** start of MATERIAL SHOWN **
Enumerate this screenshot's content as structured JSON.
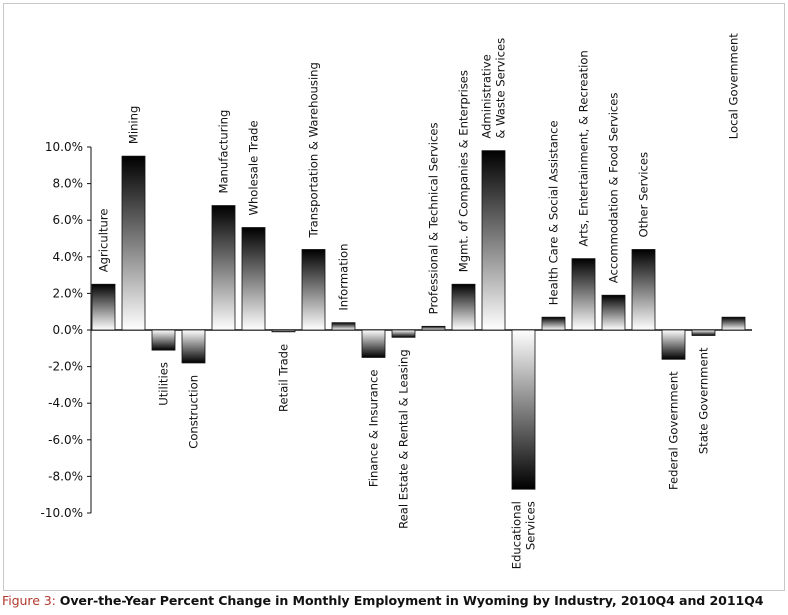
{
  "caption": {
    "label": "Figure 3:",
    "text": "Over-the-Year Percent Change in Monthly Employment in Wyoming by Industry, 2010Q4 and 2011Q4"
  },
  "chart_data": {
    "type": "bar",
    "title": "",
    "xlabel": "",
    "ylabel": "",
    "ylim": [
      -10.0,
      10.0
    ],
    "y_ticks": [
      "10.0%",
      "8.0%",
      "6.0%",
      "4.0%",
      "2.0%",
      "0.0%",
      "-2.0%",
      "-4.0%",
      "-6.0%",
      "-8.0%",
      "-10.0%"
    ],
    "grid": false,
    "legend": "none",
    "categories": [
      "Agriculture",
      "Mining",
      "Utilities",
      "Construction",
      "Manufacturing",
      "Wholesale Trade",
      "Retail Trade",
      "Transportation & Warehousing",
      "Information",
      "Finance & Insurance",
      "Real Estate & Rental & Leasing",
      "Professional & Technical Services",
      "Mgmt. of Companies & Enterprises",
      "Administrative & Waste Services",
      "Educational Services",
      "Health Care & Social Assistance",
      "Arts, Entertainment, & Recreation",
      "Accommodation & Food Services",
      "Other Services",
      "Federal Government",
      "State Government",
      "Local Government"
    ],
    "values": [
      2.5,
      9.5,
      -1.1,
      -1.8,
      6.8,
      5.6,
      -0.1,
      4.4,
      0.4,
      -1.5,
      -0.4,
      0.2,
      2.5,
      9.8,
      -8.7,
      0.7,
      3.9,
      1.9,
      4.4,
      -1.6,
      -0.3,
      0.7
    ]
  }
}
** end of MATERIAL SHOWN **
** start of MATERIAL SHOWN **
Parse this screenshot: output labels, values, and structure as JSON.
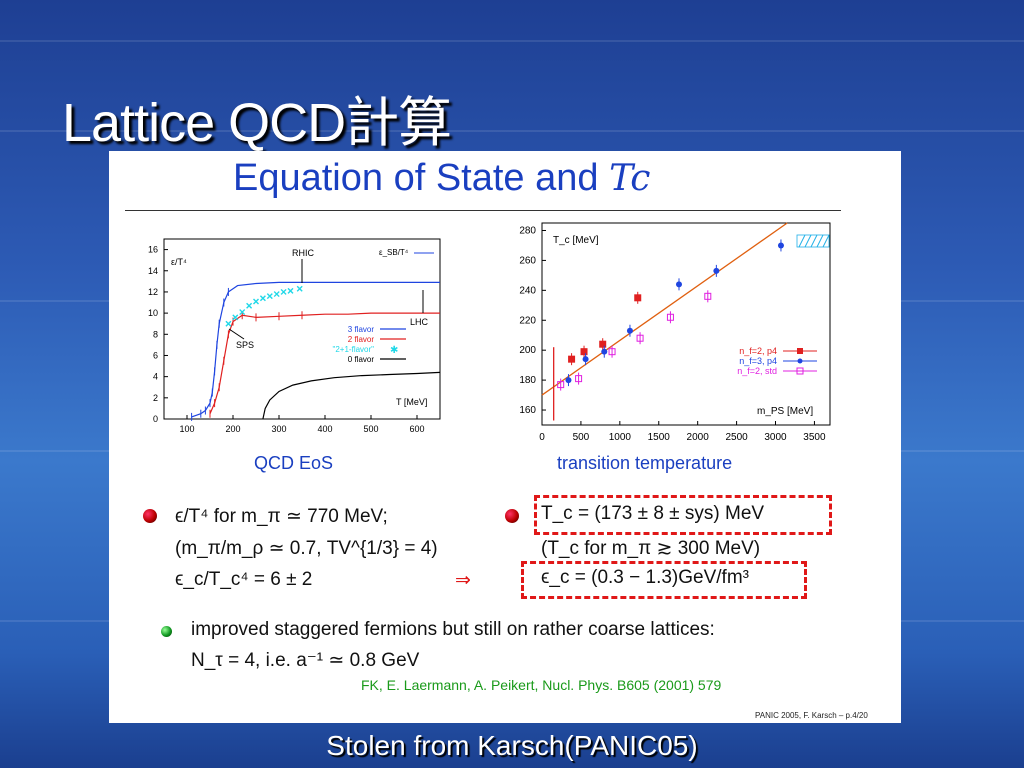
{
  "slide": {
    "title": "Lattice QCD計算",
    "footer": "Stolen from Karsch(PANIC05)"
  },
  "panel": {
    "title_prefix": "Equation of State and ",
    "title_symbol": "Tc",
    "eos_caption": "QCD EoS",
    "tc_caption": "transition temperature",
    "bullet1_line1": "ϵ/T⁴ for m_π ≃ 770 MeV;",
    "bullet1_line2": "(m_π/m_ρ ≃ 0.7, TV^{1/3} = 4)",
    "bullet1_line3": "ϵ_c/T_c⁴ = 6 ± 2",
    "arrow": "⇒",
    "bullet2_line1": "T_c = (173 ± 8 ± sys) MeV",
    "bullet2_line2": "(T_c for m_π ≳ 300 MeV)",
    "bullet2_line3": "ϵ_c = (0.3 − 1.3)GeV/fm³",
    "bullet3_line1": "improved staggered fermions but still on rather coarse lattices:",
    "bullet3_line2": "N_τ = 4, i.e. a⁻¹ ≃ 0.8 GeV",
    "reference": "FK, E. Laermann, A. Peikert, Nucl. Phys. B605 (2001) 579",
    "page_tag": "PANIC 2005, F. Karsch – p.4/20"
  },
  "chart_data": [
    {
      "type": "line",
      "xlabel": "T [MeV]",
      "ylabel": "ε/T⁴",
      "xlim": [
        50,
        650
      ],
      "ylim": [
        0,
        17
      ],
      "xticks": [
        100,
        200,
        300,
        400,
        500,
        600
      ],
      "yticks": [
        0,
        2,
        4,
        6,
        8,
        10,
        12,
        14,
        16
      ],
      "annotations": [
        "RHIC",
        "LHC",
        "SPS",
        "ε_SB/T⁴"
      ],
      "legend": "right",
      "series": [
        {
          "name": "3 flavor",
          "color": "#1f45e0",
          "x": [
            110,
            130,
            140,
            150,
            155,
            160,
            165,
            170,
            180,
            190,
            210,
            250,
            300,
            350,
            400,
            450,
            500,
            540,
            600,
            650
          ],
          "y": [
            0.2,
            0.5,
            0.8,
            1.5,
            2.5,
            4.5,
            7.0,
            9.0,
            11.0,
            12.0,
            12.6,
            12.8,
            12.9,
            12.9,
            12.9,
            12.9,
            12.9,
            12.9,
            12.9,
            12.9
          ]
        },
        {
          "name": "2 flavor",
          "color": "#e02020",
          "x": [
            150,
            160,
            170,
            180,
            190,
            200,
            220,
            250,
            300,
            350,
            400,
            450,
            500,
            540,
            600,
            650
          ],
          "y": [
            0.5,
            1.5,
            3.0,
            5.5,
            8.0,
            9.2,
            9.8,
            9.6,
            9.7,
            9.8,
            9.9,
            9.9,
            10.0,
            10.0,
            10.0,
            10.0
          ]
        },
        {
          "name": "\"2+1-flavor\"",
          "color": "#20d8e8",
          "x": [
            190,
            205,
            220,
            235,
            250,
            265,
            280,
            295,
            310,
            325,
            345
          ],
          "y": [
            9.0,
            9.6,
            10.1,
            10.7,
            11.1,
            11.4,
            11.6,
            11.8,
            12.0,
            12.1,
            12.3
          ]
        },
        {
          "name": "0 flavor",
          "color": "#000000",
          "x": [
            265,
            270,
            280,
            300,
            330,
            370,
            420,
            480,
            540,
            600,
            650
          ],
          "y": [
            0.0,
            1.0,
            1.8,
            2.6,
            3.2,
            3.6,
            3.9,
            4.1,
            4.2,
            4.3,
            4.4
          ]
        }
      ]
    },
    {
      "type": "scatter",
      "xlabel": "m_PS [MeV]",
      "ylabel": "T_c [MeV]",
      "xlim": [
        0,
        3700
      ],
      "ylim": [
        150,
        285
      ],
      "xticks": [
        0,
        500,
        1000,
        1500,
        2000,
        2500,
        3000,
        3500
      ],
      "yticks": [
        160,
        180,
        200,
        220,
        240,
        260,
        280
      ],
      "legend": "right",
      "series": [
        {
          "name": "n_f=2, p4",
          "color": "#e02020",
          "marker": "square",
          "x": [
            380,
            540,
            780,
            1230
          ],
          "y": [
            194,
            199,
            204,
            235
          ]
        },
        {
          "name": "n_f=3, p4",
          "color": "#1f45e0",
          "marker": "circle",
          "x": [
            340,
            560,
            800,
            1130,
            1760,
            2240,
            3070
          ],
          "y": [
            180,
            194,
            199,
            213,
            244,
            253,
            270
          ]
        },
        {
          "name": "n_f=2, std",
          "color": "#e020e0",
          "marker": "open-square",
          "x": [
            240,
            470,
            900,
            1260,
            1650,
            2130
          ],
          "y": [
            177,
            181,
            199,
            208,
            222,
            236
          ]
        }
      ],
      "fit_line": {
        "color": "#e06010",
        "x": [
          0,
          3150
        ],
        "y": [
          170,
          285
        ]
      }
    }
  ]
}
** end of MATERIAL SHOWN **
REQUIREMENT
Within the listing above, find every line containing the string "JSON" and return it.

ANSWER TO THIS TASK
Enumerate this screenshot's content as structured JSON.
Parse this screenshot: output labels, values, and structure as JSON.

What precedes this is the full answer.